- _Task instructions_:
Gather every line below where "государственному" appears.

- _Material for the task_:

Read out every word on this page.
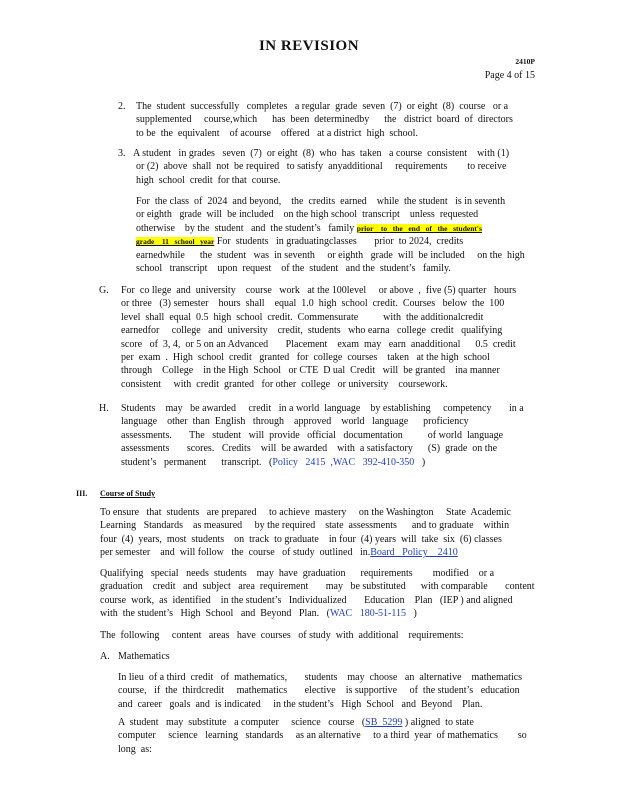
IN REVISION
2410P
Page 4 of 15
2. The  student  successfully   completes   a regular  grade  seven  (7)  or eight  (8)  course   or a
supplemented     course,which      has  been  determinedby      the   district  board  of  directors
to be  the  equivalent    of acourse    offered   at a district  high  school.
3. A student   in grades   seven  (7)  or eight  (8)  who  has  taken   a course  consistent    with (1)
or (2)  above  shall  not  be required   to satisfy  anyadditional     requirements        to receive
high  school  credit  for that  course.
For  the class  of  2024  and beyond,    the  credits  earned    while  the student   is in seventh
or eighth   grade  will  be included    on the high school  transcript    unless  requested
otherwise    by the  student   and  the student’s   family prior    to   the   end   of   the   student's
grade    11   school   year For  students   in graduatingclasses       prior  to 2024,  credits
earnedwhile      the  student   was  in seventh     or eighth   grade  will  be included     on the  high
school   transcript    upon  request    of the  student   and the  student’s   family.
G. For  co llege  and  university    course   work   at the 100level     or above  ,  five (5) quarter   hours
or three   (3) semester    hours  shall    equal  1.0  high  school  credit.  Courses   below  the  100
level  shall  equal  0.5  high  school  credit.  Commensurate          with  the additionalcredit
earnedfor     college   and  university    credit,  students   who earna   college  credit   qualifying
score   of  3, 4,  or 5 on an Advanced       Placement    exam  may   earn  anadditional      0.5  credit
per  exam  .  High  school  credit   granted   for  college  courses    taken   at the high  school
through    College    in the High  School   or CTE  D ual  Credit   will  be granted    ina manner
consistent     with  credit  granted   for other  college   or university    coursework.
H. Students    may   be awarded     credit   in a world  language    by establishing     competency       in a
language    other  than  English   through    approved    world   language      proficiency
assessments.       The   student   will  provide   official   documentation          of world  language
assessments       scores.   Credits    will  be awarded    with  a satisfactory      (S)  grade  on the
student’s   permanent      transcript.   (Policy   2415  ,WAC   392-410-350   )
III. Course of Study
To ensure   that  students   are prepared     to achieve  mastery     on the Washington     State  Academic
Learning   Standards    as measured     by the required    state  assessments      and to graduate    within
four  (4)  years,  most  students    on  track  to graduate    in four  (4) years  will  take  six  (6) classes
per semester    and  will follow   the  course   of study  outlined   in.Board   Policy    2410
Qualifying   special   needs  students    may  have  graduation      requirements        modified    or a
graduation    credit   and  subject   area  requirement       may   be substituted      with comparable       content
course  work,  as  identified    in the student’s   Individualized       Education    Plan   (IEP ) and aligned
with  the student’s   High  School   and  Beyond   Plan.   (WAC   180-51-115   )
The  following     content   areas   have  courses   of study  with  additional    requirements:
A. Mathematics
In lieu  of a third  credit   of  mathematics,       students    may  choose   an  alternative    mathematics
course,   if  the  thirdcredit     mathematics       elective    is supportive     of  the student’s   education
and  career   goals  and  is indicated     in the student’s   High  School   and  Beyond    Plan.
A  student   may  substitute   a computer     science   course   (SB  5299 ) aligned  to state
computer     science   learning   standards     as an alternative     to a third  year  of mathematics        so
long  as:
==
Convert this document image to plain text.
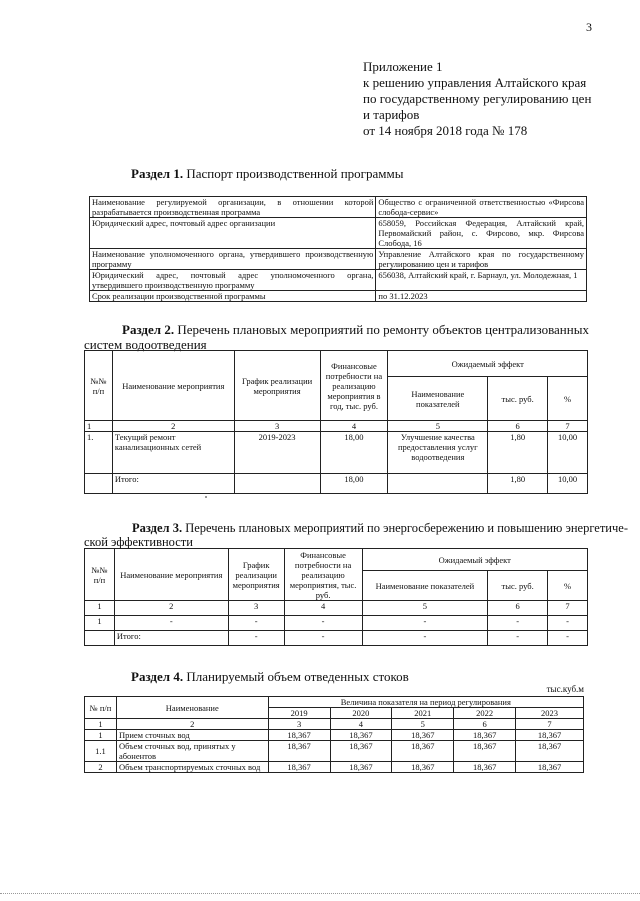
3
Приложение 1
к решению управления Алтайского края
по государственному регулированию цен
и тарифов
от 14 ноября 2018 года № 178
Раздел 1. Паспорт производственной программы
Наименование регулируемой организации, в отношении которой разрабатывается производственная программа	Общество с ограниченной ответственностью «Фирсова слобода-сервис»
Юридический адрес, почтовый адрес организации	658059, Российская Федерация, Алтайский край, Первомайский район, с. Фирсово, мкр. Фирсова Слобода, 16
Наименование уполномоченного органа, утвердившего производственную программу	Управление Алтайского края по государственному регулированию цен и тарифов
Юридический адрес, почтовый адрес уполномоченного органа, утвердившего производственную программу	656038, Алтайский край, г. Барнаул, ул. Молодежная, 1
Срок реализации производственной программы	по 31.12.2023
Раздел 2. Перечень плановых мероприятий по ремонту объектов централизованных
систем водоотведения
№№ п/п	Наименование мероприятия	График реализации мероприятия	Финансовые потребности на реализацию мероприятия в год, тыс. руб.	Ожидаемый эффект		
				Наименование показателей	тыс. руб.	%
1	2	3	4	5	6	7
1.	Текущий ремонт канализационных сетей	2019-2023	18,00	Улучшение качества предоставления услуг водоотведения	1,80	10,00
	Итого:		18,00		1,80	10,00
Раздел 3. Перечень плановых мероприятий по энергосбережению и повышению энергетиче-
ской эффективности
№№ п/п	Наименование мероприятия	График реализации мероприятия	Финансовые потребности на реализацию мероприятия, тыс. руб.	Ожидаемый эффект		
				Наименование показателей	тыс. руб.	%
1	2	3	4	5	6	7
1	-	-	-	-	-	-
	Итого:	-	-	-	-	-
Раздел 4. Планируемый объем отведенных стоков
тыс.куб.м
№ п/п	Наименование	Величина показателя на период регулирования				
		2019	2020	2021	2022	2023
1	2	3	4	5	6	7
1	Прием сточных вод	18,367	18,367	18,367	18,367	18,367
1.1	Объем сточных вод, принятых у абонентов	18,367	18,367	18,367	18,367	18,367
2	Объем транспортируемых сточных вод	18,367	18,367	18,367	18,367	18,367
* * *
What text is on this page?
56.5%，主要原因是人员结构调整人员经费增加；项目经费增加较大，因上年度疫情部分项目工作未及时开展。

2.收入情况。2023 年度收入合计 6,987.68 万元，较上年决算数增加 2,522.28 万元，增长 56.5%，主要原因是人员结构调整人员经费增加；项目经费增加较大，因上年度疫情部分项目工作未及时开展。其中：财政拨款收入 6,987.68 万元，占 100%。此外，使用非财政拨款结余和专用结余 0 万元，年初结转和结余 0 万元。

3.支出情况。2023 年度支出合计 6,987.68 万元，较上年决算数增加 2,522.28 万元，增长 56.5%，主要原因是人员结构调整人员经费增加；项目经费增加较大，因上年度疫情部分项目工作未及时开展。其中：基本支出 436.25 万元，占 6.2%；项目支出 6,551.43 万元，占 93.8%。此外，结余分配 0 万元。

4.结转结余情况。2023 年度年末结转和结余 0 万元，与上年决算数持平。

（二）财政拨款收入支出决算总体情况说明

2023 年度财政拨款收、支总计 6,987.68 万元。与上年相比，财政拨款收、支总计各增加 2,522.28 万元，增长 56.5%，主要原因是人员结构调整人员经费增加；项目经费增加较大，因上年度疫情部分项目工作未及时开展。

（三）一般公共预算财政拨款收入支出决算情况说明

- _Solution to this problem_:
по государственному регулированию цен
Наименование уполномоченного органа, утвердившего производственную программу	Управление Алтайского края по государственному регулированию цен и тарифов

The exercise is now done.